» WHAT YOU NEED TO DO:
Go through the listing and write out all of it exactly.

━━━━━ ENTRIES SHOWN

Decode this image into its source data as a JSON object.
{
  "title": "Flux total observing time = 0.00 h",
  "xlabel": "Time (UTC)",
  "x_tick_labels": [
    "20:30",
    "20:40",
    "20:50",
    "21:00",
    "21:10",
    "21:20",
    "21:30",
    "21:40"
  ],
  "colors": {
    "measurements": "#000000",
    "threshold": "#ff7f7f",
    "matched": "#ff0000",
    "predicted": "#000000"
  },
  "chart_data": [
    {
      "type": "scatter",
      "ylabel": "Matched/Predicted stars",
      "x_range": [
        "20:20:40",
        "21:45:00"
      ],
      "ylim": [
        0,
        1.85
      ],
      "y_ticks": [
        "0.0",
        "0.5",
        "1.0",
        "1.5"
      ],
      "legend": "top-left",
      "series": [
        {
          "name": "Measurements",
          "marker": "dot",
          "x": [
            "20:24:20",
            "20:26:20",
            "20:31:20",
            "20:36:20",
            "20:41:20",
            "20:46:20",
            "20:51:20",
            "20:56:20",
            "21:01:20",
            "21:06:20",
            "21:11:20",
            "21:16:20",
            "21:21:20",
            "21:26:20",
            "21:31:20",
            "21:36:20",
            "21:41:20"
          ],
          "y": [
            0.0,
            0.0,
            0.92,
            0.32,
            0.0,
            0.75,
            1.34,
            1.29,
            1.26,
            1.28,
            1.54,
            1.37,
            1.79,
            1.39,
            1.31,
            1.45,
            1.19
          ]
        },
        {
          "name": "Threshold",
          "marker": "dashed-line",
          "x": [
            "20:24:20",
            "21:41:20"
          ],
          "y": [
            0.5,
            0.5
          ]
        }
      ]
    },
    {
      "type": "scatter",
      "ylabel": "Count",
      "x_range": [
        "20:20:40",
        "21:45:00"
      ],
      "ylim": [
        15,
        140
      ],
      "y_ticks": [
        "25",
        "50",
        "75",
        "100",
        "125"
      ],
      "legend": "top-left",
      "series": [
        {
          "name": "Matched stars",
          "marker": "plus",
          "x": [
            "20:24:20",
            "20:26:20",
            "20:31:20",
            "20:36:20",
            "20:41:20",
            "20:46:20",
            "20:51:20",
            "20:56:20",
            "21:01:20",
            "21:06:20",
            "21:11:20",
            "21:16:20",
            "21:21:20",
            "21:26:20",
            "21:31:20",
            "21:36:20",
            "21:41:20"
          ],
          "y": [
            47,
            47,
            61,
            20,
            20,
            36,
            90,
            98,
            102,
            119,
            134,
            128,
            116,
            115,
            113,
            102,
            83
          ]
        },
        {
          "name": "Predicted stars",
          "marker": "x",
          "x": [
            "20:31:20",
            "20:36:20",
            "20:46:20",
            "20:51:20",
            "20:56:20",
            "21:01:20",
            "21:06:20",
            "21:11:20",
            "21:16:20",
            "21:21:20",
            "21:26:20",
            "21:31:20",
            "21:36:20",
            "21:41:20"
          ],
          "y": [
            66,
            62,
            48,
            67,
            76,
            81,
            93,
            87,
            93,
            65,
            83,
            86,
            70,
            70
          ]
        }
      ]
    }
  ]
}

━━━━━━━━━━

» RESULT OF THIS EXERCISE:
Decode this image into its source data as a JSON object.
{
  "title": "Flux total observing time = 0.00 h",
  "xlabel": "Time (UTC)",
  "x_tick_labels": [
    "20:30",
    "20:40",
    "20:50",
    "21:00",
    "21:10",
    "21:20",
    "21:30",
    "21:40"
  ],
  "colors": {
    "measurements": "#000000",
    "threshold": "#ff7f7f",
    "matched": "#ff0000",
    "predicted": "#000000"
  },
  "chart_data": [
    {
      "type": "scatter",
      "ylabel": "Matched/Predicted stars",
      "x_range": [
        "20:20:40",
        "21:45:00"
      ],
      "ylim": [
        0,
        1.85
      ],
      "y_ticks": [
        "0.0",
        "0.5",
        "1.0",
        "1.5"
      ],
      "legend": "top-left",
      "series": [
        {
          "name": "Measurements",
          "marker": "dot",
          "x": [
            "20:24:20",
            "20:26:20",
            "20:31:20",
            "20:36:20",
            "20:41:20",
            "20:46:20",
            "20:51:20",
            "20:56:20",
            "21:01:20",
            "21:06:20",
            "21:11:20",
            "21:16:20",
            "21:21:20",
            "21:26:20",
            "21:31:20",
            "21:36:20",
            "21:41:20"
          ],
          "y": [
            0.0,
            0.0,
            0.92,
            0.32,
            0.0,
            0.75,
            1.34,
            1.29,
            1.26,
            1.28,
            1.54,
            1.37,
            1.79,
            1.39,
            1.31,
            1.45,
            1.19
          ]
        },
        {
          "name": "Threshold",
          "marker": "dashed-line",
          "x": [
            "20:24:20",
            "21:41:20"
          ],
          "y": [
            0.5,
            0.5
          ]
        }
      ]
    },
    {
      "type": "scatter",
      "ylabel": "Count",
      "x_range": [
        "20:20:40",
        "21:45:00"
      ],
      "ylim": [
        15,
        140
      ],
      "y_ticks": [
        "25",
        "50",
        "75",
        "100",
        "125"
      ],
      "legend": "top-left",
      "series": [
        {
          "name": "Matched stars",
          "marker": "plus",
          "x": [
            "20:24:20",
            "20:26:20",
            "20:31:20",
            "20:36:20",
            "20:41:20",
            "20:46:20",
            "20:51:20",
            "20:56:20",
            "21:01:20",
            "21:06:20",
            "21:11:20",
            "21:16:20",
            "21:21:20",
            "21:26:20",
            "21:31:20",
            "21:36:20",
            "21:41:20"
          ],
          "y": [
            47,
            47,
            61,
            20,
            20,
            36,
            90,
            98,
            102,
            119,
            134,
            128,
            116,
            115,
            113,
            102,
            83
          ]
        },
        {
          "name": "Predicted stars",
          "marker": "x",
          "x": [
            "20:31:20",
            "20:36:20",
            "20:46:20",
            "20:51:20",
            "20:56:20",
            "21:01:20",
            "21:06:20",
            "21:11:20",
            "21:16:20",
            "21:21:20",
            "21:26:20",
            "21:31:20",
            "21:36:20",
            "21:41:20"
          ],
          "y": [
            66,
            62,
            48,
            67,
            76,
            81,
            93,
            87,
            93,
            65,
            83,
            86,
            70,
            70
          ]
        }
      ]
    }
  ]
}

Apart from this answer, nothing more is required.